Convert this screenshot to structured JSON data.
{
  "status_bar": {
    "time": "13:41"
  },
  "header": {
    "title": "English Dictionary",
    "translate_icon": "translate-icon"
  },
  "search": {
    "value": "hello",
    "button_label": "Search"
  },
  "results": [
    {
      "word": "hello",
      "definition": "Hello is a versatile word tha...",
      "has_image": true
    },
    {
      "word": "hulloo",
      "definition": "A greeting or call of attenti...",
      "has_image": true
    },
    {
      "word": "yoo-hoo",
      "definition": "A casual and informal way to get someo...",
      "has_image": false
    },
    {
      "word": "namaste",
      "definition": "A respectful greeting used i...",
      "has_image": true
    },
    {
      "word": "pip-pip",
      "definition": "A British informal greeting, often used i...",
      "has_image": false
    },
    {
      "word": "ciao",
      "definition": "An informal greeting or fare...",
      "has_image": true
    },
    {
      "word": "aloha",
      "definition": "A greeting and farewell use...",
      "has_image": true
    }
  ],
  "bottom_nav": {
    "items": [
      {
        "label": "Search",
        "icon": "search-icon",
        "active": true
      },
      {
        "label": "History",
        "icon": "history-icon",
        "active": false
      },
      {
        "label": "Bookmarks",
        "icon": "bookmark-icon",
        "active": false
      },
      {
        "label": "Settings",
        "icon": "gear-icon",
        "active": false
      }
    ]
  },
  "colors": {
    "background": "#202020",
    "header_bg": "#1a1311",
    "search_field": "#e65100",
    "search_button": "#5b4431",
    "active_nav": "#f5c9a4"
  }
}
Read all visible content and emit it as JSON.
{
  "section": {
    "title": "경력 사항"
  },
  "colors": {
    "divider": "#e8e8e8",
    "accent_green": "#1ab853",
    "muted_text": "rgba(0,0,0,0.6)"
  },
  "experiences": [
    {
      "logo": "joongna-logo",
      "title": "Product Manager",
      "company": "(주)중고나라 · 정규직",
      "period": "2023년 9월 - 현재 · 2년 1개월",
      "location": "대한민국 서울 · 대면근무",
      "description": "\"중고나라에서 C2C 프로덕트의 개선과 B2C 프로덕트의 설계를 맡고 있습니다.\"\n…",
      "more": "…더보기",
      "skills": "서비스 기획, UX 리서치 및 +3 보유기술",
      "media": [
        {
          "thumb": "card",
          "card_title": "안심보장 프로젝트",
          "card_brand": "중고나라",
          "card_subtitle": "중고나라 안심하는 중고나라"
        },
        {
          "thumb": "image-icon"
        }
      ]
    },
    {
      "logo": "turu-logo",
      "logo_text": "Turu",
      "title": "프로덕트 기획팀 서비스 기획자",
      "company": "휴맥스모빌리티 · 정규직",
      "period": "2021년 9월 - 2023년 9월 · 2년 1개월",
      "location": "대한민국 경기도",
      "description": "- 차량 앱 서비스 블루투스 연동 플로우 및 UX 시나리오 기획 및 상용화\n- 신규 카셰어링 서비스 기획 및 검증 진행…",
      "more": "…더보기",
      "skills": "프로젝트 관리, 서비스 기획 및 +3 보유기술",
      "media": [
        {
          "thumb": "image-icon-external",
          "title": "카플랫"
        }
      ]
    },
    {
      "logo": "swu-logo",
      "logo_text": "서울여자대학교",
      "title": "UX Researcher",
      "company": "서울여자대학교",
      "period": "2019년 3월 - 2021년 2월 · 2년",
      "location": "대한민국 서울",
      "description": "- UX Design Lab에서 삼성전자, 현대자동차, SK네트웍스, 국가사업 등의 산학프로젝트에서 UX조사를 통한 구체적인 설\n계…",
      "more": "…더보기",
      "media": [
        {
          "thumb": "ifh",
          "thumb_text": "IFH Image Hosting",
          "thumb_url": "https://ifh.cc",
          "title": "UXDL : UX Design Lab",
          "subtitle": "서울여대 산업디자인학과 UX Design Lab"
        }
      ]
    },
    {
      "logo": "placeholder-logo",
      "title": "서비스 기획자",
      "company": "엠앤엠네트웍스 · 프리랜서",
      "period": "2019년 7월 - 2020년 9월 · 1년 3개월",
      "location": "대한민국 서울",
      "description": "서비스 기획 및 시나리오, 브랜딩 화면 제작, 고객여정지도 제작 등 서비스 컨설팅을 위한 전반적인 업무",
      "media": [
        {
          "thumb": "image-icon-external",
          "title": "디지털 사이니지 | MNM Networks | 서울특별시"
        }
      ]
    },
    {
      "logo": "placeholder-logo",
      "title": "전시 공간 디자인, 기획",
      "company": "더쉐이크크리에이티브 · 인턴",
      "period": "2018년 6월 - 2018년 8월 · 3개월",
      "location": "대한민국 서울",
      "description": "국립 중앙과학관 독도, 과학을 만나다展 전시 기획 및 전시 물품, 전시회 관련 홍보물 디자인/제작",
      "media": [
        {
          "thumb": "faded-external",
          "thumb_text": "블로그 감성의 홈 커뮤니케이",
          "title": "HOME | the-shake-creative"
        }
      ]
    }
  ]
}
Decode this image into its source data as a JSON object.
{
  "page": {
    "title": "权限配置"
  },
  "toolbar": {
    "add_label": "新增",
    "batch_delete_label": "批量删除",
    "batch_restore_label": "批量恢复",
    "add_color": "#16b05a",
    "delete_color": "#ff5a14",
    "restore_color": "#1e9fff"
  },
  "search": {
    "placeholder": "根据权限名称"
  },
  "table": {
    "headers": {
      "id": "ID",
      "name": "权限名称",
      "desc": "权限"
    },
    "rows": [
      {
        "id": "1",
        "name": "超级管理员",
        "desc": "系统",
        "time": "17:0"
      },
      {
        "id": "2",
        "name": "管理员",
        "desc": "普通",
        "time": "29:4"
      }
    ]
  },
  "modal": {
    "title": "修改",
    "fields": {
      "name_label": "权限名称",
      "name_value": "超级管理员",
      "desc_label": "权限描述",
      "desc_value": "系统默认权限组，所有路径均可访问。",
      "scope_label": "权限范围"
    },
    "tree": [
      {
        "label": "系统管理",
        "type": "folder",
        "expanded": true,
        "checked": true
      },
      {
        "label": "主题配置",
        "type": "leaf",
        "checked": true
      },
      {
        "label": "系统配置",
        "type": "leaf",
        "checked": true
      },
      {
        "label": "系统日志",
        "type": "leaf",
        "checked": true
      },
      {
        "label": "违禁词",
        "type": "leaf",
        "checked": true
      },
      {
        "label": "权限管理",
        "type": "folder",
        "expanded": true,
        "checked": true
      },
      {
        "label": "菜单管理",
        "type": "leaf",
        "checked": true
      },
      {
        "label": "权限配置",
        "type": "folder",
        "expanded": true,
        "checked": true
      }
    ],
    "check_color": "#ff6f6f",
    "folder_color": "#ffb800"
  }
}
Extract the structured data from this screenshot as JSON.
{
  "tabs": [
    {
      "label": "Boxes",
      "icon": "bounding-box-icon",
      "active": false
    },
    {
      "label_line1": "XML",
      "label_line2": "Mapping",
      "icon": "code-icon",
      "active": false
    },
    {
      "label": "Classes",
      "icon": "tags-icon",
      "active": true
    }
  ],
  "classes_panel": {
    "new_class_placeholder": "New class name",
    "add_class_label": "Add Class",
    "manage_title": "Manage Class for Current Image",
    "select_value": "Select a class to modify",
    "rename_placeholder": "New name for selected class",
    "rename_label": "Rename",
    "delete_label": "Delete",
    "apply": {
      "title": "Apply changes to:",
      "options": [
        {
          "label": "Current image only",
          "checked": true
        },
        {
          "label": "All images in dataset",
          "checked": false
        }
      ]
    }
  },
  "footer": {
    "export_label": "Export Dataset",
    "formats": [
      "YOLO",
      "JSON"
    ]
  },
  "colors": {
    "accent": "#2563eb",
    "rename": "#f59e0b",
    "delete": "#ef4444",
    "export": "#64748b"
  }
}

=======

WHAT TO WORK ON: Write out all the data again, exactly as it appears.

SOLUTION FOR THIS TASK:
Convert this screenshot to structured JSON data.
{
  "status_bar": {
    "time": "13:41"
  },
  "header": {
    "title": "English Dictionary",
    "translate_icon": "translate-icon"
  },
  "search": {
    "value": "hello",
    "button_label": "Search"
  },
  "results": [
    {
      "word": "hello",
      "definition": "Hello is a versatile word tha...",
      "has_image": true
    },
    {
      "word": "hulloo",
      "definition": "A greeting or call of attenti...",
      "has_image": true
    },
    {
      "word": "yoo-hoo",
      "definition": "A casual and informal way to get someo...",
      "has_image": false
    },
    {
      "word": "namaste",
      "definition": "A respectful greeting used i...",
      "has_image": true
    },
    {
      "word": "pip-pip",
      "definition": "A British informal greeting, often used i...",
      "has_image": false
    },
    {
      "word": "ciao",
      "definition": "An informal greeting or fare...",
      "has_image": true
    },
    {
      "word": "aloha",
      "definition": "A greeting and farewell use...",
      "has_image": true
    }
  ],
  "bottom_nav": {
    "items": [
      {
        "label": "Search",
        "icon": "search-icon",
        "active": true
      },
      {
        "label": "History",
        "icon": "history-icon",
        "active": false
      },
      {
        "label": "Bookmarks",
        "icon": "bookmark-icon",
        "active": false
      },
      {
        "label": "Settings",
        "icon": "gear-icon",
        "active": false
      }
    ]
  },
  "colors": {
    "background": "#202020",
    "header_bg": "#1a1311",
    "search_field": "#e65100",
    "search_button": "#5b4431",
    "active_nav": "#f5c9a4"
  }
}
Read all visible content and emit it as JSON.
{
  "section": {
    "title": "경력 사항"
  },
  "colors": {
    "divider": "#e8e8e8",
    "accent_green": "#1ab853",
    "muted_text": "rgba(0,0,0,0.6)"
  },
  "experiences": [
    {
      "logo": "joongna-logo",
      "title": "Product Manager",
      "company": "(주)중고나라 · 정규직",
      "period": "2023년 9월 - 현재 · 2년 1개월",
      "location": "대한민국 서울 · 대면근무",
      "description": "\"중고나라에서 C2C 프로덕트의 개선과 B2C 프로덕트의 설계를 맡고 있습니다.\"\n…",
      "more": "…더보기",
      "skills": "서비스 기획, UX 리서치 및 +3 보유기술",
      "media": [
        {
          "thumb": "card",
          "card_title": "안심보장 프로젝트",
          "card_brand": "중고나라",
          "card_subtitle": "중고나라 안심하는 중고나라"
        },
        {
          "thumb": "image-icon"
        }
      ]
    },
    {
      "logo": "turu-logo",
      "logo_text": "Turu",
      "title": "프로덕트 기획팀 서비스 기획자",
      "company": "휴맥스모빌리티 · 정규직",
      "period": "2021년 9월 - 2023년 9월 · 2년 1개월",
      "location": "대한민국 경기도",
      "description": "- 차량 앱 서비스 블루투스 연동 플로우 및 UX 시나리오 기획 및 상용화\n- 신규 카셰어링 서비스 기획 및 검증 진행…",
      "more": "…더보기",
      "skills": "프로젝트 관리, 서비스 기획 및 +3 보유기술",
      "media": [
        {
          "thumb": "image-icon-external",
          "title": "카플랫"
        }
      ]
    },
    {
      "logo": "swu-logo",
      "logo_text": "서울여자대학교",
      "title": "UX Researcher",
      "company": "서울여자대학교",
      "period": "2019년 3월 - 2021년 2월 · 2년",
      "location": "대한민국 서울",
      "description": "- UX Design Lab에서 삼성전자, 현대자동차, SK네트웍스, 국가사업 등의 산학프로젝트에서 UX조사를 통한 구체적인 설\n계…",
      "more": "…더보기",
      "media": [
        {
          "thumb": "ifh",
          "thumb_text": "IFH Image Hosting",
          "thumb_url": "https://ifh.cc",
          "title": "UXDL : UX Design Lab",
          "subtitle": "서울여대 산업디자인학과 UX Design Lab"
        }
      ]
    },
    {
      "logo": "placeholder-logo",
      "title": "서비스 기획자",
      "company": "엠앤엠네트웍스 · 프리랜서",
      "period": "2019년 7월 - 2020년 9월 · 1년 3개월",
      "location": "대한민국 서울",
      "description": "서비스 기획 및 시나리오, 브랜딩 화면 제작, 고객여정지도 제작 등 서비스 컨설팅을 위한 전반적인 업무",
      "media": [
        {
          "thumb": "image-icon-external",
          "title": "디지털 사이니지 | MNM Networks | 서울특별시"
        }
      ]
    },
    {
      "logo": "placeholder-logo",
      "title": "전시 공간 디자인, 기획",
      "company": "더쉐이크크리에이티브 · 인턴",
      "period": "2018년 6월 - 2018년 8월 · 3개월",
      "location": "대한민국 서울",
      "description": "국립 중앙과학관 독도, 과학을 만나다展 전시 기획 및 전시 물품, 전시회 관련 홍보물 디자인/제작",
      "media": [
        {
          "thumb": "faded-external",
          "thumb_text": "블로그 감성의 홈 커뮤니케이",
          "title": "HOME | the-shake-creative"
        }
      ]
    }
  ]
}
Decode this image into its source data as a JSON object.
{
  "page": {
    "title": "权限配置"
  },
  "toolbar": {
    "add_label": "新增",
    "batch_delete_label": "批量删除",
    "batch_restore_label": "批量恢复",
    "add_color": "#16b05a",
    "delete_color": "#ff5a14",
    "restore_color": "#1e9fff"
  },
  "search": {
    "placeholder": "根据权限名称"
  },
  "table": {
    "headers": {
      "id": "ID",
      "name": "权限名称",
      "desc": "权限"
    },
    "rows": [
      {
        "id": "1",
        "name": "超级管理员",
        "desc": "系统",
        "time": "17:0"
      },
      {
        "id": "2",
        "name": "管理员",
        "desc": "普通",
        "time": "29:4"
      }
    ]
  },
  "modal": {
    "title": "修改",
    "fields": {
      "name_label": "权限名称",
      "name_value": "超级管理员",
      "desc_label": "权限描述",
      "desc_value": "系统默认权限组，所有路径均可访问。",
      "scope_label": "权限范围"
    },
    "tree": [
      {
        "label": "系统管理",
        "type": "folder",
        "expanded": true,
        "checked": true
      },
      {
        "label": "主题配置",
        "type": "leaf",
        "checked": true
      },
      {
        "label": "系统配置",
        "type": "leaf",
        "checked": true
      },
      {
        "label": "系统日志",
        "type": "leaf",
        "checked": true
      },
      {
        "label": "违禁词",
        "type": "leaf",
        "checked": true
      },
      {
        "label": "权限管理",
        "type": "folder",
        "expanded": true,
        "checked": true
      },
      {
        "label": "菜单管理",
        "type": "leaf",
        "checked": true
      },
      {
        "label": "权限配置",
        "type": "folder",
        "expanded": true,
        "checked": true
      }
    ],
    "check_color": "#ff6f6f",
    "folder_color": "#ffb800"
  }
}
Extract the structured data from this screenshot as JSON.
{
  "tabs": [
    {
      "label": "Boxes",
      "icon": "bounding-box-icon",
      "active": false
    },
    {
      "label_line1": "XML",
      "label_line2": "Mapping",
      "icon": "code-icon",
      "active": false
    },
    {
      "label": "Classes",
      "icon": "tags-icon",
      "active": true
    }
  ],
  "classes_panel": {
    "new_class_placeholder": "New class name",
    "add_class_label": "Add Class",
    "manage_title": "Manage Class for Current Image",
    "select_value": "Select a class to modify",
    "rename_placeholder": "New name for selected class",
    "rename_label": "Rename",
    "delete_label": "Delete",
    "apply": {
      "title": "Apply changes to:",
      "options": [
        {
          "label": "Current image only",
          "checked": true
        },
        {
          "label": "All images in dataset",
          "checked": false
        }
      ]
    }
  },
  "footer": {
    "export_label": "Export Dataset",
    "formats": [
      "YOLO",
      "JSON"
    ]
  },
  "colors": {
    "accent": "#2563eb",
    "rename": "#f59e0b",
    "delete": "#ef4444",
    "export": "#64748b"
  }
}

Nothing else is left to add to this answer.